─── Available data ───

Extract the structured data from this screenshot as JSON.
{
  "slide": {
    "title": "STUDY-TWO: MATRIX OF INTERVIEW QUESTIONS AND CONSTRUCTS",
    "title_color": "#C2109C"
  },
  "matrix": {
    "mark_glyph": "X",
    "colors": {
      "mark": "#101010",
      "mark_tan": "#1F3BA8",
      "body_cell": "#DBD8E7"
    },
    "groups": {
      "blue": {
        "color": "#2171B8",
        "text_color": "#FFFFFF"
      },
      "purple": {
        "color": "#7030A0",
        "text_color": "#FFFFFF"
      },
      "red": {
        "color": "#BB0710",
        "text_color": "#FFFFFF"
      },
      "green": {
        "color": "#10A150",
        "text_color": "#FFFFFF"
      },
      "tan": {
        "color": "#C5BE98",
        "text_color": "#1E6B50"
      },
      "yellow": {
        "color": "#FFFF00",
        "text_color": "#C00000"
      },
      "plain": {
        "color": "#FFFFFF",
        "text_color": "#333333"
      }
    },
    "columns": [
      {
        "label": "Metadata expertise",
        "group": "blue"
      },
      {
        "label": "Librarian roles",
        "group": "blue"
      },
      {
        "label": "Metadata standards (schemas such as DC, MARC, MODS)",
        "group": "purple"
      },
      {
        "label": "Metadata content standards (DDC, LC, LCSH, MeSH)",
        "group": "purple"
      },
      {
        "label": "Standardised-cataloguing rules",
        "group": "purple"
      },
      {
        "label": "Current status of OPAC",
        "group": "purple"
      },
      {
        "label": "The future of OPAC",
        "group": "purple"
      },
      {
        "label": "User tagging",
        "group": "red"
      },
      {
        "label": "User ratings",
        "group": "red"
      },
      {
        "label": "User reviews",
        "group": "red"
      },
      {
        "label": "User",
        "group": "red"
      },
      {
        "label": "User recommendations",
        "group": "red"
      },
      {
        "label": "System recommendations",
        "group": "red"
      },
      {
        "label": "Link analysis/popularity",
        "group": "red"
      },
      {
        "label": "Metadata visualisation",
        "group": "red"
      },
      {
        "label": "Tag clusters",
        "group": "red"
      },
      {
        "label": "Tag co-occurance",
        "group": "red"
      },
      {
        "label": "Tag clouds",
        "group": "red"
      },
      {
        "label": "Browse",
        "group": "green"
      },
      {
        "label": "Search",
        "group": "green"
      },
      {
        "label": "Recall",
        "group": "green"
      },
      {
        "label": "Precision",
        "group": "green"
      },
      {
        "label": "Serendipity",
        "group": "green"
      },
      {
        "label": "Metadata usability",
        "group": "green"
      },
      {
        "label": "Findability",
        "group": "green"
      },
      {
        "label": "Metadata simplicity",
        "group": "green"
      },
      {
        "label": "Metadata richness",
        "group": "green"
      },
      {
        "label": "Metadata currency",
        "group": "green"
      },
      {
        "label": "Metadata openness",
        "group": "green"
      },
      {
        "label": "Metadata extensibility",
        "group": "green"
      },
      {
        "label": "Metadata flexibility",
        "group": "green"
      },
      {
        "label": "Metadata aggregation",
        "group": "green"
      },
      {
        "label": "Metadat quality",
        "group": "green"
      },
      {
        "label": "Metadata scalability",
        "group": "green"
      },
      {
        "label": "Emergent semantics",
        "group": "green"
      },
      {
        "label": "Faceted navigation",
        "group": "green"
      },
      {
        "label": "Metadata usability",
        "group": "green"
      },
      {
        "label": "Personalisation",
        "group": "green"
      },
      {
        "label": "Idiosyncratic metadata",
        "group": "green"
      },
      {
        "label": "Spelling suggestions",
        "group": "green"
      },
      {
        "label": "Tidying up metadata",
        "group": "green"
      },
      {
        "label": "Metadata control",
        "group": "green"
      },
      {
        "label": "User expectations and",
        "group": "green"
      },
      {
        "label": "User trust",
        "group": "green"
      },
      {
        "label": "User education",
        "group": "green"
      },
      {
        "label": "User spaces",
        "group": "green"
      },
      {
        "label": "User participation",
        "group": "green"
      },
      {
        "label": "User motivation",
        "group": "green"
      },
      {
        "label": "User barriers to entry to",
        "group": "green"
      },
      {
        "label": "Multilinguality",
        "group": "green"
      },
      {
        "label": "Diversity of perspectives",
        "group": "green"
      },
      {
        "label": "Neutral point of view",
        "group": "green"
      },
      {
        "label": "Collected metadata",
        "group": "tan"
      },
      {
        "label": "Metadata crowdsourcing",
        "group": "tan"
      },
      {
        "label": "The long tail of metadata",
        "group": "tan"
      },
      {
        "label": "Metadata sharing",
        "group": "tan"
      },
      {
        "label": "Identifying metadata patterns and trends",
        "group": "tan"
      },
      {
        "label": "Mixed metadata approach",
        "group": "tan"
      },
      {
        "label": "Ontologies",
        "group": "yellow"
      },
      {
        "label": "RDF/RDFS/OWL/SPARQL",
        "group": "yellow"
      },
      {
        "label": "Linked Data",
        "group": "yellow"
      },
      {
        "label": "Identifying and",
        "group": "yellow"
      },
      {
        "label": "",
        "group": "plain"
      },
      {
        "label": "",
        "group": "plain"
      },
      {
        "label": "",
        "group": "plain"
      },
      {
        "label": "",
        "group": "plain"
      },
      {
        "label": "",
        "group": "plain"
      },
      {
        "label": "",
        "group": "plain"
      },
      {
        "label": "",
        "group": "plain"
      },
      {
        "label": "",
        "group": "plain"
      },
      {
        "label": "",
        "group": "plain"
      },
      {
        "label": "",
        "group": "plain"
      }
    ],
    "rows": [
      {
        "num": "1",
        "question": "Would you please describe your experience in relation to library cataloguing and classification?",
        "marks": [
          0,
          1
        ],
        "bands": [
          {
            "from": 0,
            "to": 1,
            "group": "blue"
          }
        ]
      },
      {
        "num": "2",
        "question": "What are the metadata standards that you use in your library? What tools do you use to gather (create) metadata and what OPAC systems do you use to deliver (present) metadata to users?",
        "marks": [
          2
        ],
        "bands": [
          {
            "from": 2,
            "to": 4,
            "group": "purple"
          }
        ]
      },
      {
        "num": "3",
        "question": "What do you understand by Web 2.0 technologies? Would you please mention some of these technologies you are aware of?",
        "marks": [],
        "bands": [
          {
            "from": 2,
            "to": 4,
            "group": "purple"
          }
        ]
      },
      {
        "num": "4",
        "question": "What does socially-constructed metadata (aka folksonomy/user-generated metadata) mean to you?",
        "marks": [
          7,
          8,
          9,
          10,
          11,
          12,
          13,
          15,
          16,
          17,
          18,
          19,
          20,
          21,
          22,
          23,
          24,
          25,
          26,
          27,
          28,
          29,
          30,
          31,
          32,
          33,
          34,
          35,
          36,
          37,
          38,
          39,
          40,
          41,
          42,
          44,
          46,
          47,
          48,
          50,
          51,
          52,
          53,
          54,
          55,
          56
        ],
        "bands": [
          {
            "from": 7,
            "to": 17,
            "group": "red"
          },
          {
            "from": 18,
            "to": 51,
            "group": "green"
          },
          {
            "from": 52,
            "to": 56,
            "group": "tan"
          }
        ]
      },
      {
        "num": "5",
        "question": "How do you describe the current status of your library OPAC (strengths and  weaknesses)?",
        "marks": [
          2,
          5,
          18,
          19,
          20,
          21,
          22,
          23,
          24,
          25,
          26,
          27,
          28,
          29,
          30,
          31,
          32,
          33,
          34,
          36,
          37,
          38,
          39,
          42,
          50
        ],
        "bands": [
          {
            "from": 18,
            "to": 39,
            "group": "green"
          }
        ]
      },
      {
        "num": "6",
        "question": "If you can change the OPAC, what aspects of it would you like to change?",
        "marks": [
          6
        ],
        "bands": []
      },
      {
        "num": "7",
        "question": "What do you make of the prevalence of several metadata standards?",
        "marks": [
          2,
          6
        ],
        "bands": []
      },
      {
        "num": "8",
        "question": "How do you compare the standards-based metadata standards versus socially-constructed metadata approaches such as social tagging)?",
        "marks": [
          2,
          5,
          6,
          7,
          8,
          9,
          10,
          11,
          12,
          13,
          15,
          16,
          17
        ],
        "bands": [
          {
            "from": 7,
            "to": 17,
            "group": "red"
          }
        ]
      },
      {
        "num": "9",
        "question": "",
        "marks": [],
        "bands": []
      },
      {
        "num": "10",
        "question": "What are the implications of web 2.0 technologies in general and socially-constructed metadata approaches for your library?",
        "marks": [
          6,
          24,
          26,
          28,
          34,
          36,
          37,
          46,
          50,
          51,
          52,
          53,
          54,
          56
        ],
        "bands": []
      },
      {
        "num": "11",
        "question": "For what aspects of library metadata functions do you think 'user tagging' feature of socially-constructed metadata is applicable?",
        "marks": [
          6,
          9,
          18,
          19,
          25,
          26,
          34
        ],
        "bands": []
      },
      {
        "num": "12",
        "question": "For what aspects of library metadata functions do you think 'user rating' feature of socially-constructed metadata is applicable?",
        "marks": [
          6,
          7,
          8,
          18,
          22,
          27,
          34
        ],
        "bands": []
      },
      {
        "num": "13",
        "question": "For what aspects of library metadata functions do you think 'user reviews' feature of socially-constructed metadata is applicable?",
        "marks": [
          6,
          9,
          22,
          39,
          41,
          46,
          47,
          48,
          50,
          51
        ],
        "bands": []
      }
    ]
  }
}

───

Task brief: Look through the records and gather every line containing "applicable".

Full output:
        "question": "For what aspects of library metadata functions do you think 'user tagging' feature of socially-constructed metadata is applicable?",
        "question": "For what aspects of library metadata functions do you think 'user rating' feature of socially-constructed metadata is applicable?",
        "question": "For what aspects of library metadata functions do you think 'user reviews' feature of socially-constructed metadata is applicable?",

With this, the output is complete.